For the entries that follow, state how many lines include the word "vizsga", giving the number and nothing else.

* * *

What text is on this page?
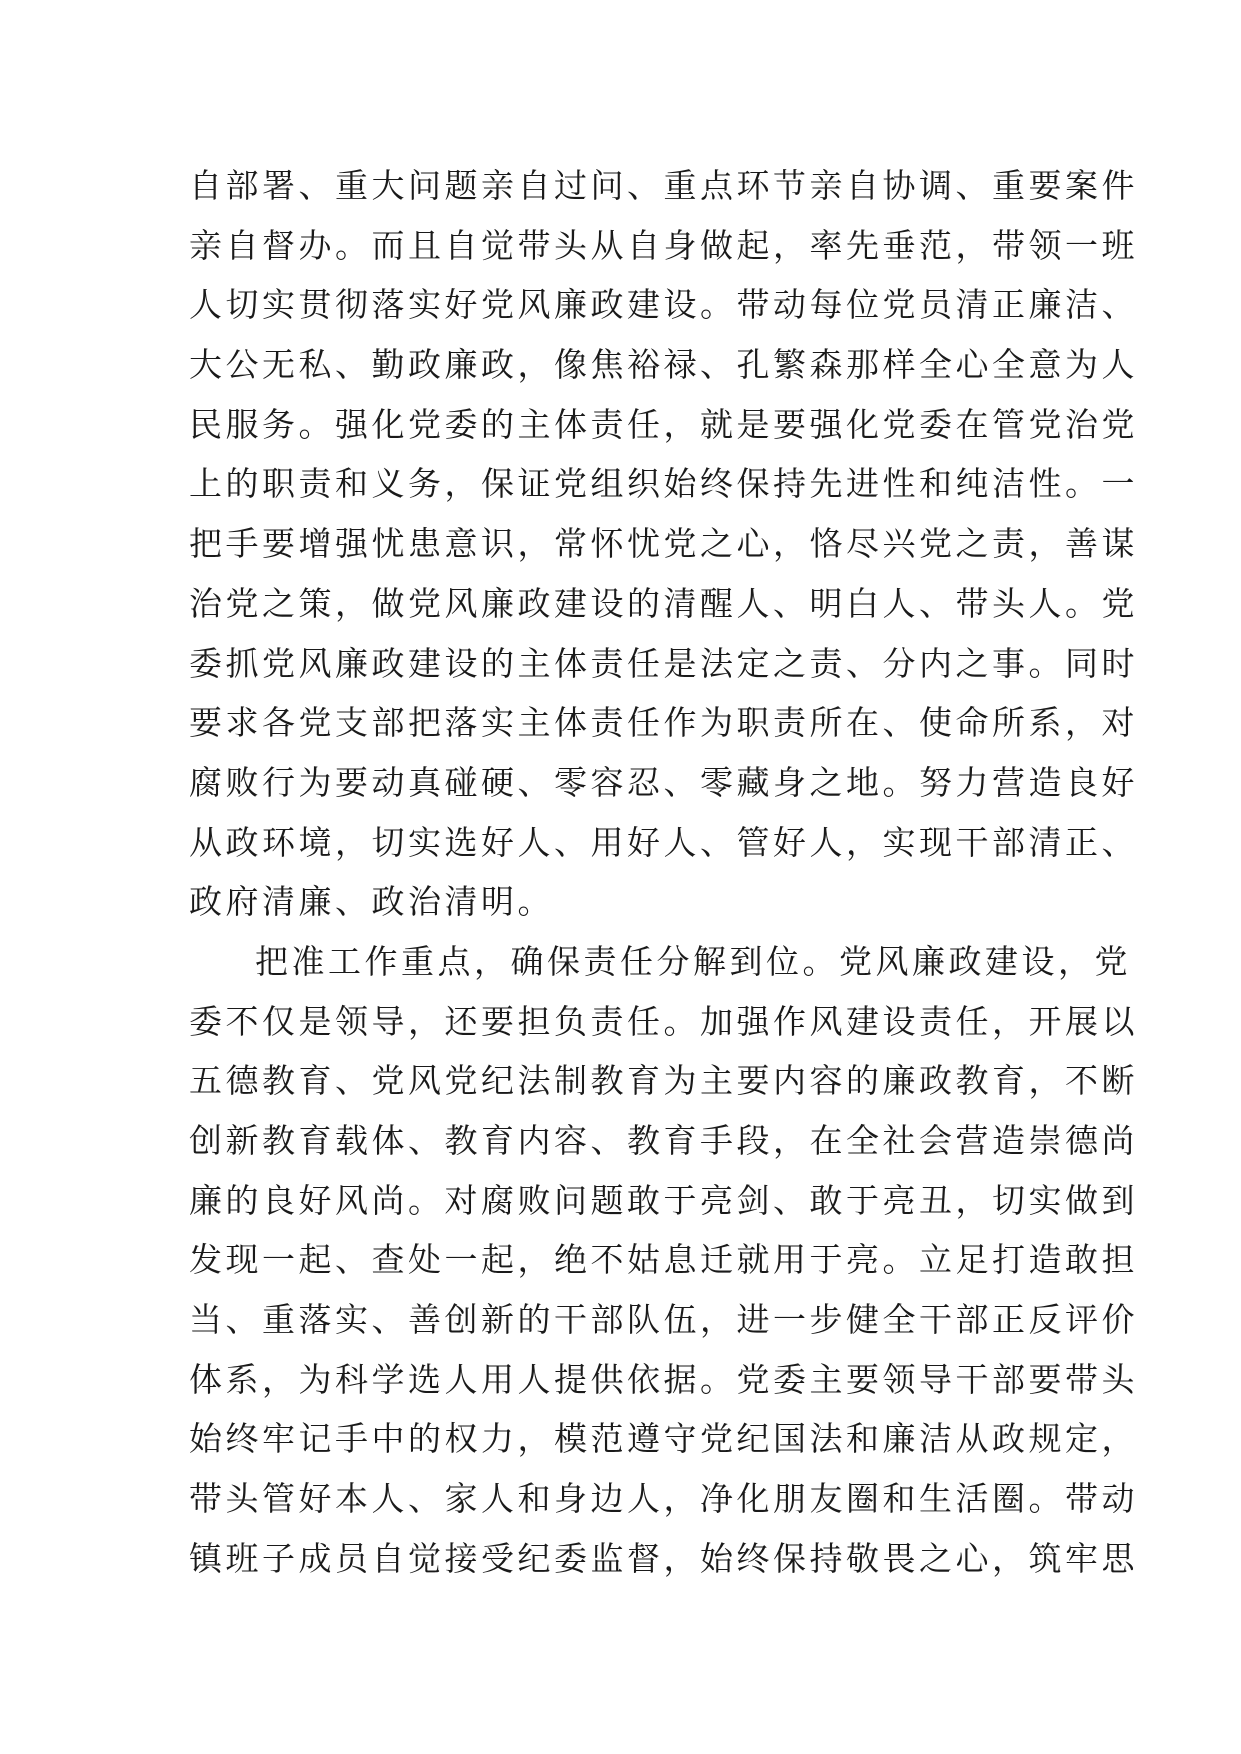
自部署、重大问题亲自过问、重点环节亲自协调、重要案件
亲自督办。而且自觉带头从自身做起，率先垂范，带领一班
人切实贯彻落实好党风廉政建设。带动每位党员清正廉洁、
大公无私、勤政廉政，像焦裕禄、孔繁森那样全心全意为人
民服务。强化党委的主体责任，就是要强化党委在管党治党
上的职责和义务，保证党组织始终保持先进性和纯洁性。一
把手要增强忧患意识，常怀忧党之心，恪尽兴党之责，善谋
治党之策，做党风廉政建设的清醒人、明白人、带头人。党
委抓党风廉政建设的主体责任是法定之责、分内之事。同时
要求各党支部把落实主体责任作为职责所在、使命所系，对
腐败行为要动真碰硬、零容忍、零藏身之地。努力营造良好
从政环境，切实选好人、用好人、管好人，实现干部清正、
政府清廉、政治清明。
把准工作重点，确保责任分解到位。党风廉政建设，党
委不仅是领导，还要担负责任。加强作风建设责任，开展以
五德教育、党风党纪法制教育为主要内容的廉政教育，不断
创新教育载体、教育内容、教育手段，在全社会营造崇德尚
廉的良好风尚。对腐败问题敢于亮剑、敢于亮丑，切实做到
发现一起、查处一起，绝不姑息迁就用于亮。立足打造敢担
当、重落实、善创新的干部队伍，进一步健全干部正反评价
体系，为科学选人用人提供依据。党委主要领导干部要带头
始终牢记手中的权力，模范遵守党纪国法和廉洁从政规定，
带头管好本人、家人和身边人，净化朋友圈和生活圈。带动
镇班子成员自觉接受纪委监督，始终保持敬畏之心，筑牢思
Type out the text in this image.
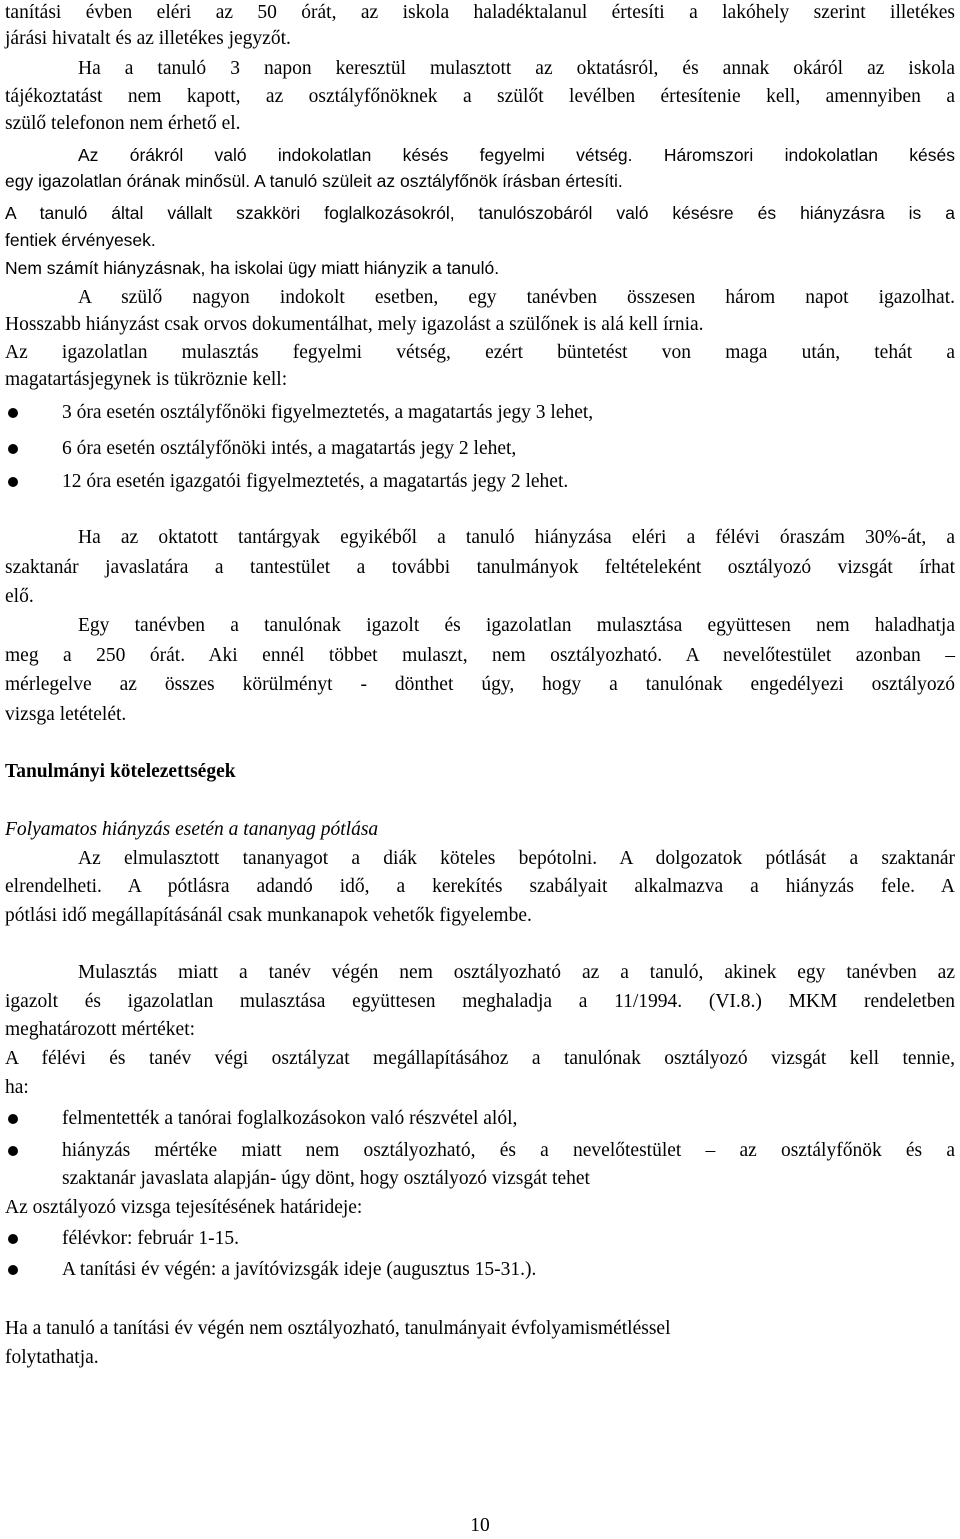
tanítási évben eléri az 50 órát, az iskola haladéktalanul értesíti a lakóhely szerint illetékes
járási hivatalt és az illetékes jegyzőt.
Ha a tanuló 3 napon keresztül mulasztott az oktatásról, és annak okáról az iskola
tájékoztatást nem kapott, az osztályfőnöknek a szülőt levélben értesítenie kell, amennyiben a
szülő telefonon nem érhető el.
Az órákról való indokolatlan késés fegyelmi vétség. Háromszori indokolatlan késés
egy igazolatlan órának minősül. A tanuló szüleit az osztályfőnök írásban értesíti.
A tanuló által vállalt szakköri foglalkozásokról, tanulószobáról való késésre és hiányzásra is a
fentiek érvényesek.
Nem számít hiányzásnak, ha iskolai ügy miatt hiányzik a tanuló.
A szülő nagyon indokolt esetben, egy tanévben összesen három napot igazolhat.
Hosszabb hiányzást csak orvos dokumentálhat, mely igazolást a szülőnek is alá kell írnia.
Az igazolatlan mulasztás fegyelmi vétség, ezért büntetést von maga után, tehát a
magatartásjegynek is tükröznie kell:
3 óra esetén osztályfőnöki figyelmeztetés, a magatartás jegy 3 lehet,
6 óra esetén osztályfőnöki intés, a magatartás jegy 2 lehet,
12 óra esetén igazgatói figyelmeztetés, a magatartás jegy 2 lehet.
Ha az oktatott tantárgyak egyikéből a tanuló hiányzása eléri a félévi óraszám 30%-át, a
szaktanár javaslatára a tantestület a további tanulmányok feltételeként osztályozó vizsgát írhat
elő.
Egy tanévben a tanulónak igazolt és igazolatlan mulasztása együttesen nem haladhatja
meg a 250 órát. Aki ennél többet mulaszt, nem osztályozható. A nevelőtestület azonban –
mérlegelve az összes körülményt - dönthet úgy, hogy a tanulónak engedélyezi osztályozó
vizsga letételét.
Tanulmányi kötelezettségek
Folyamatos hiányzás esetén a tananyag pótlása
Az elmulasztott tananyagot a diák köteles bepótolni. A dolgozatok pótlását a szaktanár
elrendelheti. A pótlásra adandó idő, a kerekítés szabályait alkalmazva a hiányzás fele. A
pótlási idő megállapításánál csak munkanapok vehetők figyelembe.
Mulasztás miatt a tanév végén nem osztályozható az a tanuló, akinek egy tanévben az
igazolt és igazolatlan mulasztása együttesen meghaladja a 11/1994. (VI.8.) MKM rendeletben
meghatározott mértéket:
A félévi és tanév végi osztályzat megállapításához a tanulónak osztályozó vizsgát kell tennie,
ha:
felmentették a tanórai foglalkozásokon való részvétel alól,
hiányzás mértéke miatt nem osztályozható, és a nevelőtestület – az osztályfőnök és a
szaktanár javaslata alapján- úgy dönt, hogy osztályozó vizsgát tehet
Az osztályozó vizsga tejesítésének határideje:
félévkor: február 1-15.
A tanítási év végén: a javítóvizsgák ideje (augusztus 15-31.).
Ha a tanuló a tanítási év végén nem osztályozható, tanulmányait évfolyamismétléssel
folytathatja.
10
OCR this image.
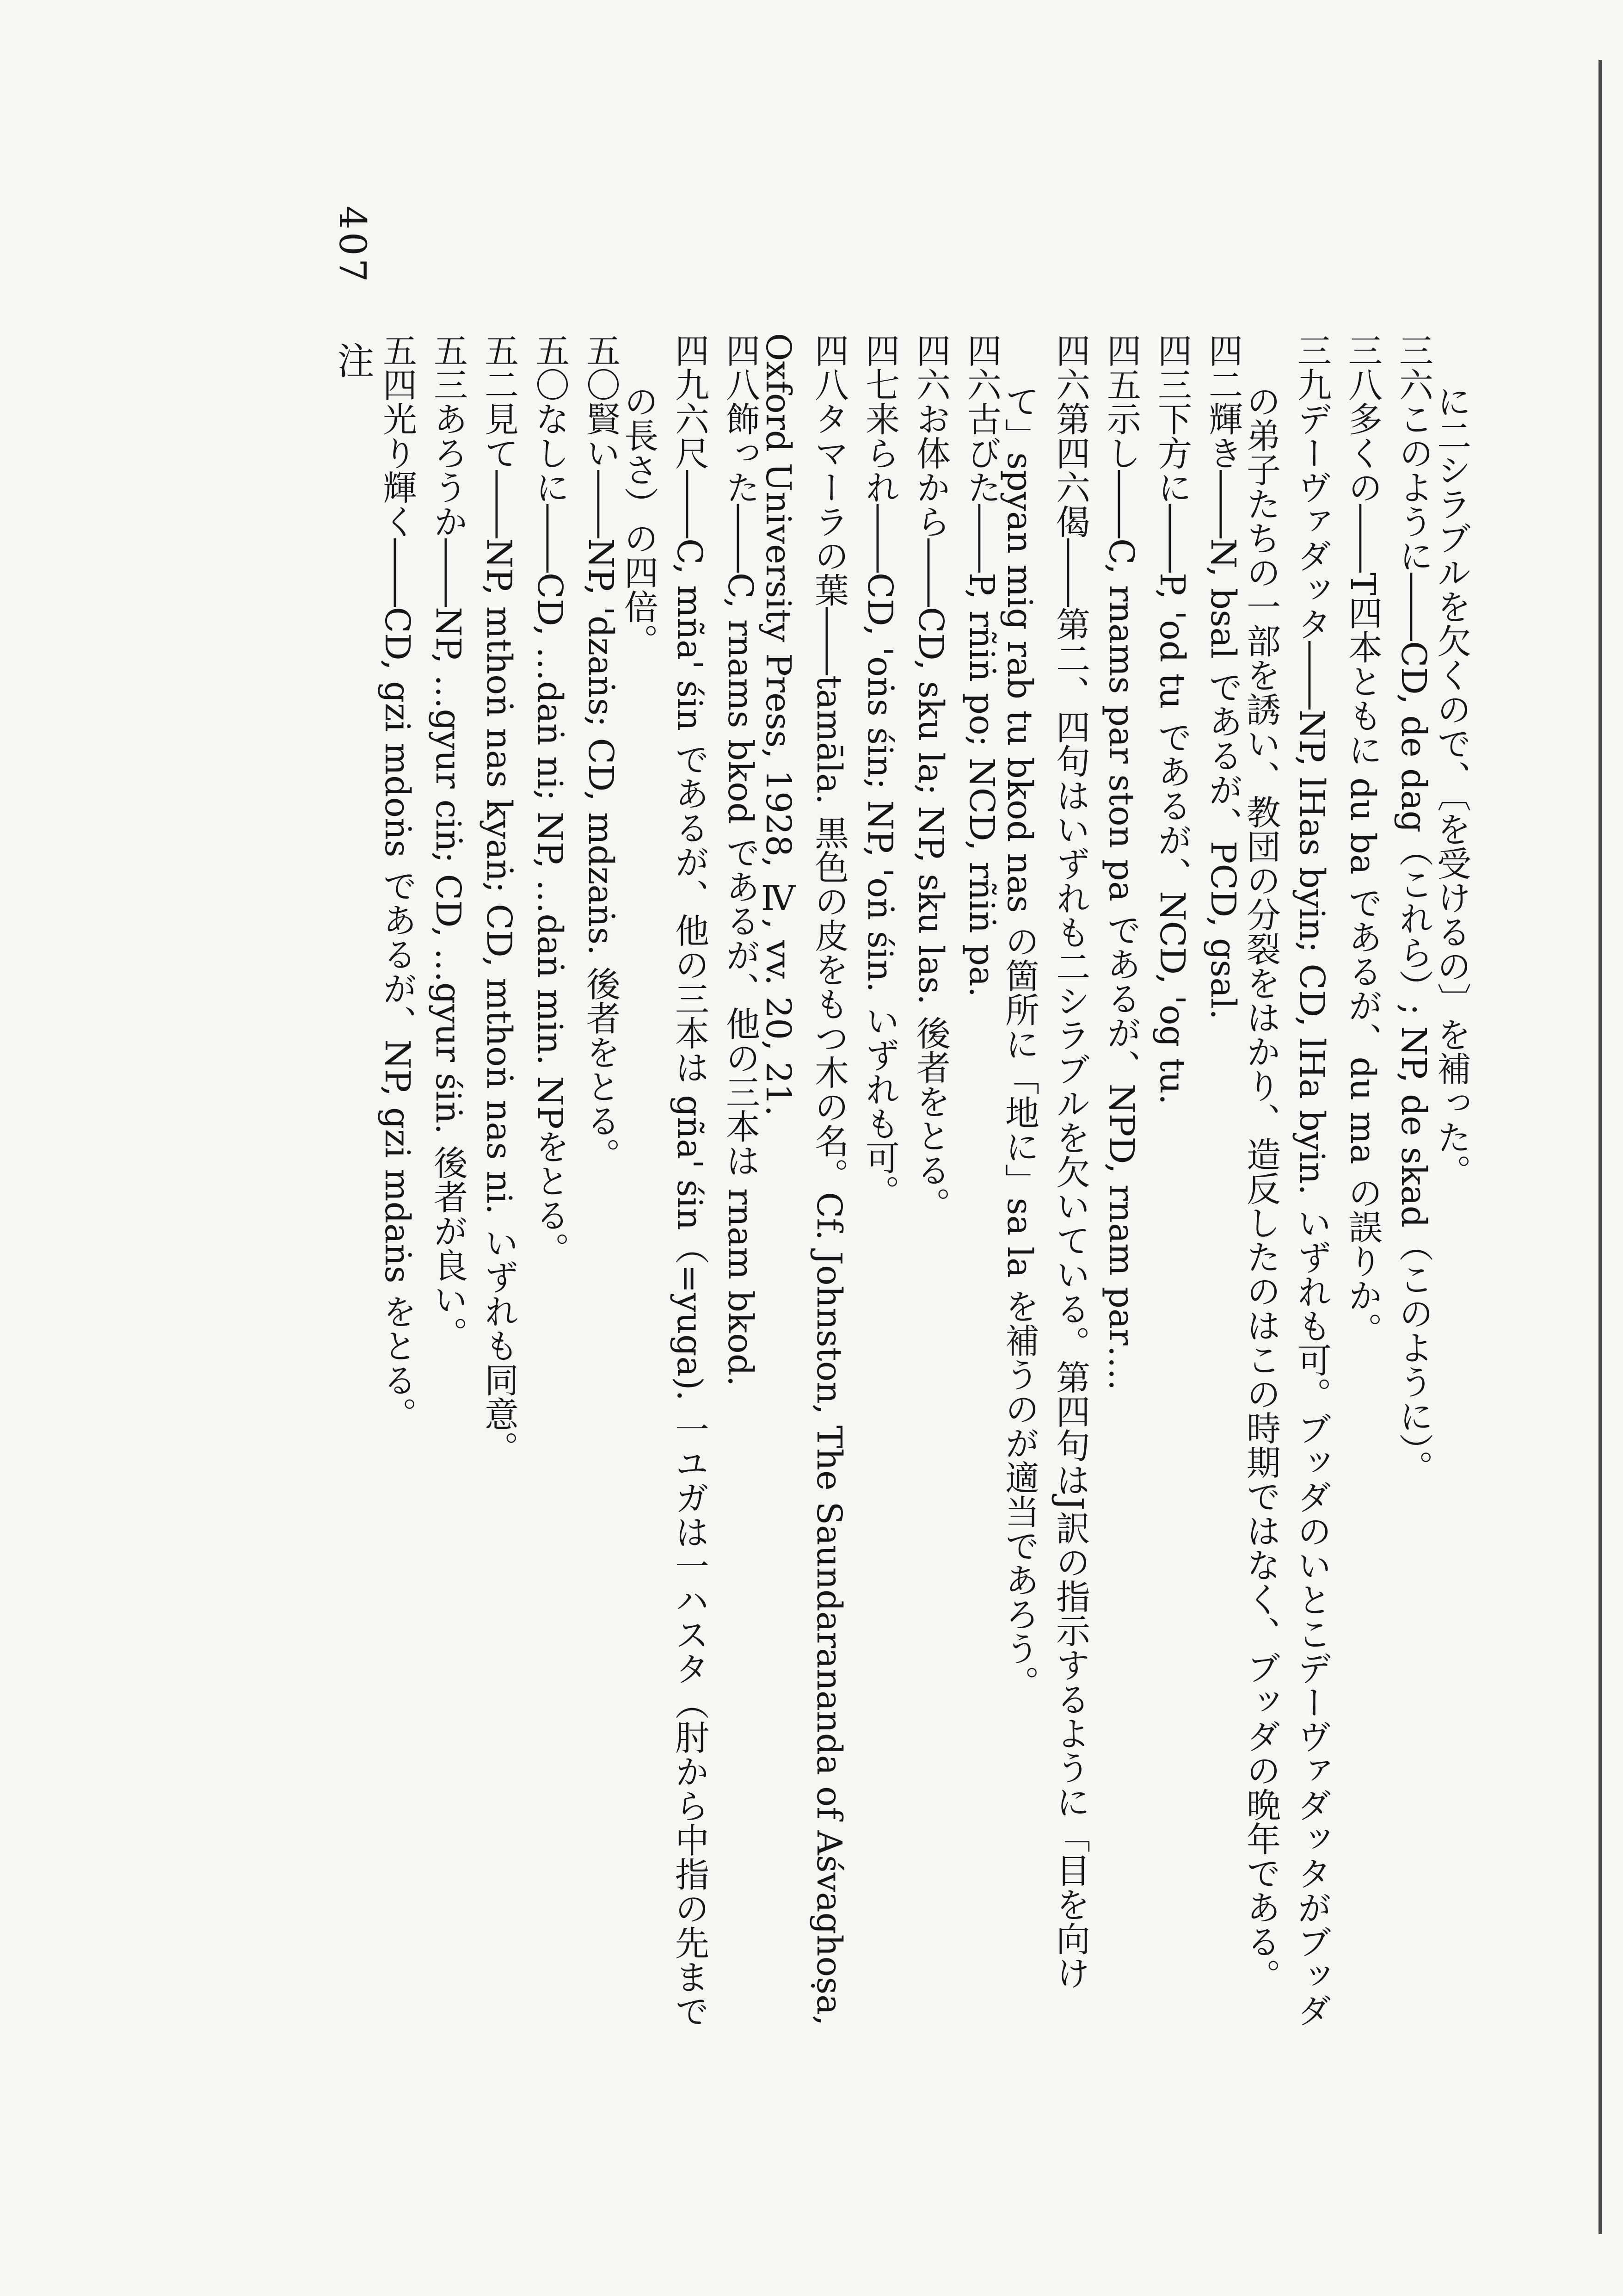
407  注

に二シラブルを欠くので、〔を受けるの〕を補った。

三六このように――CD, de dag（これら）; NP, de skad（このように）。

三八多くの――T四本ともに du ba であるが、du ma の誤りか。

三九デーヴァダッタ――NP, lHas byin; CD, lHa byin. いずれも可。ブッダのいとこデーヴァダッタがブッダ

の弟子たちの一部を誘い、教団の分裂をはかり、造反したのはこの時期ではなく、ブッダの晩年である。

四二輝き――N, bsal であるが、PCD, gsal.

四三下方に――P, 'od tu であるが、NCD, 'og tu.

四五示し――C, rnams par ston pa であるが、NPD, rnam par….

四六第四六偈――第二、四句はいずれも二シラブルを欠いている。第四句はJ訳の指示するように「目を向け

て」spyan mig rab tu bkod nas の箇所に「地に」sa la を補うのが適当であろう。

四六古びた――P, rñiṅ po; NCD, rñiṅ pa.

四六お体から――CD, sku la; NP, sku las. 後者をとる。

四七来られ――CD, 'oṅs śin; NP, 'oṅ śin. いずれも可。

四八タマーラの葉――tamāla. 黒色の皮をもつ木の名。Cf. Johnston, The Saundarananda of Aśvaghoṣa,

Oxford University Press, 1928, Ⅳ, vv. 20, 21.

四八飾った――C, rnams bkod であるが、他の三本は rnam bkod.

四九六尺――C, mña' śin であるが、他の三本は gña' śin（=yuga). 一ユガは一ハスタ（肘から中指の先まで

の長さ）の四倍。

五〇賢い――NP, 'dzaṅs; CD, mdzaṅs. 後者をとる。

五〇なしに――CD, …daṅ ni; NP, …daṅ min. NPをとる。

五二見て――NP, mthoṅ nas kyaṅ; CD, mthoṅ nas ni. いずれも同意。

五三あろうか――NP, …gyur ciṅ; CD, …gyur śiṅ. 後者が良い。

五四光り輝く――CD, gzi mdoṅs であるが、NP, gzi mdaṅs をとる。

* * *

Correct answer:
2